__Short exercise__: Edit the rows from the start through the line containing "staticText: HELP/INSTRUCTIONS [229,1466,648,1523]", replacing "Close" with "Dismiss" and leaving everything else unchanged.

Element location data

^^^^^^^^^^^^^^^^

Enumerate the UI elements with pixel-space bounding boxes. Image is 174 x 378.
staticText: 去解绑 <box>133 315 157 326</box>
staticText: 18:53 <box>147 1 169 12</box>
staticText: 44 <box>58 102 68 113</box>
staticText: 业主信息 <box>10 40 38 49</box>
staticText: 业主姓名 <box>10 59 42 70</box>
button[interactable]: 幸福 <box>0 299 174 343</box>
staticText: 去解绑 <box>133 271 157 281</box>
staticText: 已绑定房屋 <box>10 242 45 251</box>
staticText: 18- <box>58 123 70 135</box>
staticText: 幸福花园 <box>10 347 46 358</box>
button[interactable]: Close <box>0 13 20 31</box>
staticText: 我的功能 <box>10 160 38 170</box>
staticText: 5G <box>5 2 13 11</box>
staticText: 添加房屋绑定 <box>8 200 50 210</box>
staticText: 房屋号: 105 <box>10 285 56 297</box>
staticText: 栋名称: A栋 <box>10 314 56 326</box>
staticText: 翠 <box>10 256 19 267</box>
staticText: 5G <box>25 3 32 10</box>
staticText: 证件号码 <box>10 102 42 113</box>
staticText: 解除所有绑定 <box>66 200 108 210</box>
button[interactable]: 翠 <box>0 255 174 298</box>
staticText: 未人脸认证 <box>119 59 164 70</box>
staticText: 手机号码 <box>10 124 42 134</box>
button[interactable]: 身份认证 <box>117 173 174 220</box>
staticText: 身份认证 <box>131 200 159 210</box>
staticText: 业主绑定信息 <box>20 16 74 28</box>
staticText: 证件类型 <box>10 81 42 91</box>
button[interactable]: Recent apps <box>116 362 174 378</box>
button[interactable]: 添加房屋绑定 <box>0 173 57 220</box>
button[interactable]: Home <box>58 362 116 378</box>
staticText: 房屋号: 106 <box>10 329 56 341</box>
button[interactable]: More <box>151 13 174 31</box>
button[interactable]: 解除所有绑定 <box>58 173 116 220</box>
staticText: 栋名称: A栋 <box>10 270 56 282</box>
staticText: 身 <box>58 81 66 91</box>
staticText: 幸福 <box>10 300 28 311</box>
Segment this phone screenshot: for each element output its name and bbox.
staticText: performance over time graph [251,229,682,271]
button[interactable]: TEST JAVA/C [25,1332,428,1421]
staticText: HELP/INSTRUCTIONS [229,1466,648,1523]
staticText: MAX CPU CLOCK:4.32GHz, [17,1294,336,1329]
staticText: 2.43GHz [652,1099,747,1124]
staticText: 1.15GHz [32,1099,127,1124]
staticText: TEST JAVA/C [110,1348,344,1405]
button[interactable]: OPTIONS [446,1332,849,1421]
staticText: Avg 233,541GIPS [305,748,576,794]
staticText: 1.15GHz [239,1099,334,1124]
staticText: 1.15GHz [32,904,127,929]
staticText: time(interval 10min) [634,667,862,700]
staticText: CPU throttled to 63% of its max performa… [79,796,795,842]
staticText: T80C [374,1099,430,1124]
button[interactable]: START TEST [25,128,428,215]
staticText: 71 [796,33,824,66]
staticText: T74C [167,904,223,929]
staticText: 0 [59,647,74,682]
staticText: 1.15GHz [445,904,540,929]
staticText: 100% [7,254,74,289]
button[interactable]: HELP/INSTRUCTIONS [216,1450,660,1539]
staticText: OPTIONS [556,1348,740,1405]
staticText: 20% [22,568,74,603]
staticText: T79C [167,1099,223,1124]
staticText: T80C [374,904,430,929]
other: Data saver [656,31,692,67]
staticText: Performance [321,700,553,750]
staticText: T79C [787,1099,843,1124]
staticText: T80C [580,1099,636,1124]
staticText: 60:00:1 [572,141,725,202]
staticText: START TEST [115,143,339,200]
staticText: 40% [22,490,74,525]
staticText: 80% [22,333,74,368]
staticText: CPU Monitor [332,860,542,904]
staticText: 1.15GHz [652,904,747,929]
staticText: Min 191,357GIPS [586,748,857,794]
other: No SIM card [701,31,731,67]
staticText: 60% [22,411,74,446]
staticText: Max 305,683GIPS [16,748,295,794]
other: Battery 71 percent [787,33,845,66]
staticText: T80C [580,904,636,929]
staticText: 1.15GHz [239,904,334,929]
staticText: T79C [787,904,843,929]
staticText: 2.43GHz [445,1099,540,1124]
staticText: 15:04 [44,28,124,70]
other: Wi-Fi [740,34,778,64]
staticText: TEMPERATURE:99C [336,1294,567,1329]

^^^^^^^^^^^^^^^^

__Exercise answer__:
Enumerate the UI elements with pixel-space bounding boxes. Image is 174 x 378.
staticText: 去解绑 <box>133 315 157 326</box>
staticText: 18:53 <box>147 1 169 12</box>
staticText: 44 <box>58 102 68 113</box>
staticText: 业主信息 <box>10 40 38 49</box>
staticText: 业主姓名 <box>10 59 42 70</box>
button[interactable]: 幸福 <box>0 299 174 343</box>
staticText: 去解绑 <box>133 271 157 281</box>
staticText: 已绑定房屋 <box>10 242 45 251</box>
staticText: 18- <box>58 123 70 135</box>
staticText: 幸福花园 <box>10 347 46 358</box>
button[interactable]: Dismiss <box>0 13 20 31</box>
staticText: 我的功能 <box>10 160 38 170</box>
staticText: 5G <box>5 2 13 11</box>
staticText: 添加房屋绑定 <box>8 200 50 210</box>
staticText: 房屋号: 105 <box>10 285 56 297</box>
staticText: 栋名称: A栋 <box>10 314 56 326</box>
staticText: 翠 <box>10 256 19 267</box>
staticText: 5G <box>25 3 32 10</box>
staticText: 证件号码 <box>10 102 42 113</box>
staticText: 解除所有绑定 <box>66 200 108 210</box>
button[interactable]: 翠 <box>0 255 174 298</box>
staticText: 未人脸认证 <box>119 59 164 70</box>
staticText: 手机号码 <box>10 124 42 134</box>
button[interactable]: 身份认证 <box>117 173 174 220</box>
staticText: 身份认证 <box>131 200 159 210</box>
staticText: 业主绑定信息 <box>20 16 74 28</box>
staticText: 证件类型 <box>10 81 42 91</box>
button[interactable]: Recent apps <box>116 362 174 378</box>
button[interactable]: 添加房屋绑定 <box>0 173 57 220</box>
button[interactable]: Home <box>58 362 116 378</box>
staticText: 房屋号: 106 <box>10 329 56 341</box>
button[interactable]: More <box>151 13 174 31</box>
button[interactable]: 解除所有绑定 <box>58 173 116 220</box>
staticText: 栋名称: A栋 <box>10 270 56 282</box>
staticText: 身 <box>58 81 66 91</box>
staticText: 幸福 <box>10 300 28 311</box>
Segment this phone screenshot: for each element output its name and bbox.
staticText: performance over time graph [251,229,682,271]
button[interactable]: TEST JAVA/C [25,1332,428,1421]
staticText: HELP/INSTRUCTIONS [229,1466,648,1523]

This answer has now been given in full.